Copy out every line of the entries below word for word, without changing anything.

* * * * *

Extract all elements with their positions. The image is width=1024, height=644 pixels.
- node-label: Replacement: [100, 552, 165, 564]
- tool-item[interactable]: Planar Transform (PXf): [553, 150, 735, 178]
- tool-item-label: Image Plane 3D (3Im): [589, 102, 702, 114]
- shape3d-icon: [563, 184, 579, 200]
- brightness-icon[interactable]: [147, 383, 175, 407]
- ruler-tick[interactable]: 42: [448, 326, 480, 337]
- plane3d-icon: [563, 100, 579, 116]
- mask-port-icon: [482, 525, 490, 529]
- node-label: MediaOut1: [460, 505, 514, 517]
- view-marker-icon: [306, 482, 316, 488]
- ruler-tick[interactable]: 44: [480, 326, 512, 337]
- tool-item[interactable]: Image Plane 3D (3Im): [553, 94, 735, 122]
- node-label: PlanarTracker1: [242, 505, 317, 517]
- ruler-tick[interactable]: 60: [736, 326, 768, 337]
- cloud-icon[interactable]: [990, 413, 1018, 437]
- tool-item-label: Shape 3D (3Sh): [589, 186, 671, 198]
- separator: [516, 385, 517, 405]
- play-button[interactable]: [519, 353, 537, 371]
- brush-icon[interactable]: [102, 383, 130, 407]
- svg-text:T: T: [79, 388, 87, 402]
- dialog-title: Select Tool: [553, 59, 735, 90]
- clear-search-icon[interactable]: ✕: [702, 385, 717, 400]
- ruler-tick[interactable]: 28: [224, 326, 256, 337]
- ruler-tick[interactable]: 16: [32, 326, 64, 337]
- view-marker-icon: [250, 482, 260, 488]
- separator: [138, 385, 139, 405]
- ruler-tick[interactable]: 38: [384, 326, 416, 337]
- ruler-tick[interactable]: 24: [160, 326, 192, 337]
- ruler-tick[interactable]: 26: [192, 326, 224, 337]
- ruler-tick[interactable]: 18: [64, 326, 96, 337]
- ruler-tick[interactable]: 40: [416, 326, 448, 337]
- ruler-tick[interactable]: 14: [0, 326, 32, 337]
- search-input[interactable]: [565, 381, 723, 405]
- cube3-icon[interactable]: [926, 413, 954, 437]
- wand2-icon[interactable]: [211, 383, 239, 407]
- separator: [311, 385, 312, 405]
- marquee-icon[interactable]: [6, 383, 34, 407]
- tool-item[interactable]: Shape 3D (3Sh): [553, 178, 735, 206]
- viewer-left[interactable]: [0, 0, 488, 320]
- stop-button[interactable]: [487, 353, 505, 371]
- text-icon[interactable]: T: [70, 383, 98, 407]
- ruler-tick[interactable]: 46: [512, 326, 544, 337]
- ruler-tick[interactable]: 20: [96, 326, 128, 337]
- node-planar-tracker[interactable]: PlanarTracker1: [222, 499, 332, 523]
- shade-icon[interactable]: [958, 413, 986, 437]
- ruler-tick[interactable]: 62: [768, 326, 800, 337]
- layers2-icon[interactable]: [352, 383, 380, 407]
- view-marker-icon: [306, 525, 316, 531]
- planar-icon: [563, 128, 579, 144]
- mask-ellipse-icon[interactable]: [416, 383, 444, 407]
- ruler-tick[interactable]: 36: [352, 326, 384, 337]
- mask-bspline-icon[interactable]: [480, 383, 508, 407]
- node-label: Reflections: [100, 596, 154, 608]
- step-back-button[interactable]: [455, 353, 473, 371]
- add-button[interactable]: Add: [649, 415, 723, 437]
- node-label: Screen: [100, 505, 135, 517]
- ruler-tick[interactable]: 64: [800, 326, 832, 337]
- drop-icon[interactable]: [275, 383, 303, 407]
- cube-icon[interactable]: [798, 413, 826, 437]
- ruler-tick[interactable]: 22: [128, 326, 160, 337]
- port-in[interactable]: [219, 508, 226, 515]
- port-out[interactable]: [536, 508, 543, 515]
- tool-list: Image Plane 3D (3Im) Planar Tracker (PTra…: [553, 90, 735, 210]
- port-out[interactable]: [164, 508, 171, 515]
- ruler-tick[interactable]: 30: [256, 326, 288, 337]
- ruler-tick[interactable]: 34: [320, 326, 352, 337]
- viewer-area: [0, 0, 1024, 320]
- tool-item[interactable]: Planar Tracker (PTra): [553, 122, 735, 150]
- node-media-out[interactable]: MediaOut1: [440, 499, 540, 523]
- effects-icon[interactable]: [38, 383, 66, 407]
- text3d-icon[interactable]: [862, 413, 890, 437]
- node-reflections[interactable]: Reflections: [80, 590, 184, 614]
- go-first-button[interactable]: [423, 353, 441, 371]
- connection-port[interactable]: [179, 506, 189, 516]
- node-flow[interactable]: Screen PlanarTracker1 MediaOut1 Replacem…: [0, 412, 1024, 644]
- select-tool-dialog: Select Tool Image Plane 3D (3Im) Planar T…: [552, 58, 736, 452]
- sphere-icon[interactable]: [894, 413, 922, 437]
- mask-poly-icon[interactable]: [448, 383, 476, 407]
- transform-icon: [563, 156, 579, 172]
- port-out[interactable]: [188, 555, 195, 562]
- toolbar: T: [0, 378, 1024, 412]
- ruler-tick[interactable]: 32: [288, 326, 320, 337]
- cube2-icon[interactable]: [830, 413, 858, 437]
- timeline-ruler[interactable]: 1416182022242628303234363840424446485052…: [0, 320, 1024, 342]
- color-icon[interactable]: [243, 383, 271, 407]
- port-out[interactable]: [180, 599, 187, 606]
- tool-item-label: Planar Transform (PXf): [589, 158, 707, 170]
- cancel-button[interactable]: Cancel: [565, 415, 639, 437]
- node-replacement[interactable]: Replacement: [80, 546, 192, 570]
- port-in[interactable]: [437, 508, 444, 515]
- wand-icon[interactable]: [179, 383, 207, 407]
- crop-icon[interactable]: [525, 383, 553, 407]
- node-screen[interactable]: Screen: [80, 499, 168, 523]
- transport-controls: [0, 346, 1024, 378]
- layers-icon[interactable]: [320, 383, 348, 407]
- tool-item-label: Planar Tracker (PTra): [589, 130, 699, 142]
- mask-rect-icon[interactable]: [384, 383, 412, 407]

* * * * *

• _ANSWER TO THIS TASK_
Extract all elements with their positions. The image is width=1024, height=644 pixels.
- node-label: Replacement: [100, 552, 165, 564]
- tool-item[interactable]: Planar Transform (PXf): [553, 150, 735, 178]
- tool-item-label: Image Plane 3D (3Im): [589, 102, 702, 114]
- shape3d-icon: [563, 184, 579, 200]
- brightness-icon[interactable]: [147, 383, 175, 407]
- ruler-tick[interactable]: 42: [448, 326, 480, 337]
- plane3d-icon: [563, 100, 579, 116]
- mask-port-icon: [482, 525, 490, 529]
- node-label: MediaOut1: [460, 505, 514, 517]
- view-marker-icon: [306, 482, 316, 488]
- ruler-tick[interactable]: 44: [480, 326, 512, 337]
- tool-item[interactable]: Image Plane 3D (3Im): [553, 94, 735, 122]
- node-label: PlanarTracker1: [242, 505, 317, 517]
- ruler-tick[interactable]: 60: [736, 326, 768, 337]
- cloud-icon[interactable]: [990, 413, 1018, 437]
- tool-item-label: Shape 3D (3Sh): [589, 186, 671, 198]
- separator: [516, 385, 517, 405]
- play-button[interactable]: [519, 353, 537, 371]
- brush-icon[interactable]: [102, 383, 130, 407]
- svg-text:T: T: [79, 388, 87, 402]
- dialog-title: Select Tool: [553, 59, 735, 90]
- clear-search-icon[interactable]: ✕: [702, 385, 717, 400]
- ruler-tick[interactable]: 28: [224, 326, 256, 337]
- ruler-tick[interactable]: 16: [32, 326, 64, 337]
- view-marker-icon: [250, 482, 260, 488]
- separator: [138, 385, 139, 405]
- ruler-tick[interactable]: 38: [384, 326, 416, 337]
- ruler-tick[interactable]: 24: [160, 326, 192, 337]
- ruler-tick[interactable]: 26: [192, 326, 224, 337]
- ruler-tick[interactable]: 18: [64, 326, 96, 337]
- ruler-tick[interactable]: 40: [416, 326, 448, 337]
- ruler-tick[interactable]: 14: [0, 326, 32, 337]
- search-input[interactable]: [565, 381, 723, 405]
- cube3-icon[interactable]: [926, 413, 954, 437]
- wand2-icon[interactable]: [211, 383, 239, 407]
- separator: [311, 385, 312, 405]
- marquee-icon[interactable]: [6, 383, 34, 407]
- tool-item[interactable]: Shape 3D (3Sh): [553, 178, 735, 206]
- viewer-left[interactable]: [0, 0, 488, 320]
- stop-button[interactable]: [487, 353, 505, 371]
- text-icon[interactable]: T: [70, 383, 98, 407]
- ruler-tick[interactable]: 46: [512, 326, 544, 337]
- ruler-tick[interactable]: 20: [96, 326, 128, 337]
- node-planar-tracker[interactable]: PlanarTracker1: [222, 499, 332, 523]
- shade-icon[interactable]: [958, 413, 986, 437]
- ruler-tick[interactable]: 62: [768, 326, 800, 337]
- layers2-icon[interactable]: [352, 383, 380, 407]
- view-marker-icon: [306, 525, 316, 531]
- planar-icon: [563, 128, 579, 144]
- mask-ellipse-icon[interactable]: [416, 383, 444, 407]
- ruler-tick[interactable]: 36: [352, 326, 384, 337]
- mask-bspline-icon[interactable]: [480, 383, 508, 407]
- node-label: Reflections: [100, 596, 154, 608]
- step-back-button[interactable]: [455, 353, 473, 371]
- add-button[interactable]: Add: [649, 415, 723, 437]
- node-label: Screen: [100, 505, 135, 517]
- ruler-tick[interactable]: 64: [800, 326, 832, 337]
- drop-icon[interactable]: [275, 383, 303, 407]
- cube-icon[interactable]: [798, 413, 826, 437]
- ruler-tick[interactable]: 22: [128, 326, 160, 337]
- port-in[interactable]: [219, 508, 226, 515]
- port-out[interactable]: [536, 508, 543, 515]
- tool-list: Image Plane 3D (3Im) Planar Tracker (PTra…: [553, 90, 735, 210]
- port-out[interactable]: [164, 508, 171, 515]
- ruler-tick[interactable]: 30: [256, 326, 288, 337]
- ruler-tick[interactable]: 34: [320, 326, 352, 337]
- viewer-area: [0, 0, 1024, 320]
- tool-item[interactable]: Planar Tracker (PTra): [553, 122, 735, 150]
- node-media-out[interactable]: MediaOut1: [440, 499, 540, 523]
- effects-icon[interactable]: [38, 383, 66, 407]
- text3d-icon[interactable]: [862, 413, 890, 437]
- node-reflections[interactable]: Reflections: [80, 590, 184, 614]
- go-first-button[interactable]: [423, 353, 441, 371]
- connection-port[interactable]: [179, 506, 189, 516]
- node-flow[interactable]: Screen PlanarTracker1 MediaOut1 Replacem…: [0, 412, 1024, 644]
- select-tool-dialog: Select Tool Image Plane 3D (3Im) Planar T…: [552, 58, 736, 452]
- sphere-icon[interactable]: [894, 413, 922, 437]
- mask-poly-icon[interactable]: [448, 383, 476, 407]
- transform-icon: [563, 156, 579, 172]
- port-out[interactable]: [188, 555, 195, 562]
- toolbar: T: [0, 378, 1024, 412]
- ruler-tick[interactable]: 32: [288, 326, 320, 337]
- cube2-icon[interactable]: [830, 413, 858, 437]
- timeline-ruler[interactable]: 1416182022242628303234363840424446485052…: [0, 320, 1024, 342]
- color-icon[interactable]: [243, 383, 271, 407]
- port-out[interactable]: [180, 599, 187, 606]
- tool-item-label: Planar Transform (PXf): [589, 158, 707, 170]
- cancel-button[interactable]: Cancel: [565, 415, 639, 437]
- node-replacement[interactable]: Replacement: [80, 546, 192, 570]
- port-in[interactable]: [437, 508, 444, 515]
- wand-icon[interactable]: [179, 383, 207, 407]
- crop-icon[interactable]: [525, 383, 553, 407]
- node-screen[interactable]: Screen: [80, 499, 168, 523]
- transport-controls: [0, 346, 1024, 378]
- layers-icon[interactable]: [320, 383, 348, 407]
- tool-item-label: Planar Tracker (PTra): [589, 130, 699, 142]
- mask-rect-icon[interactable]: [384, 383, 412, 407]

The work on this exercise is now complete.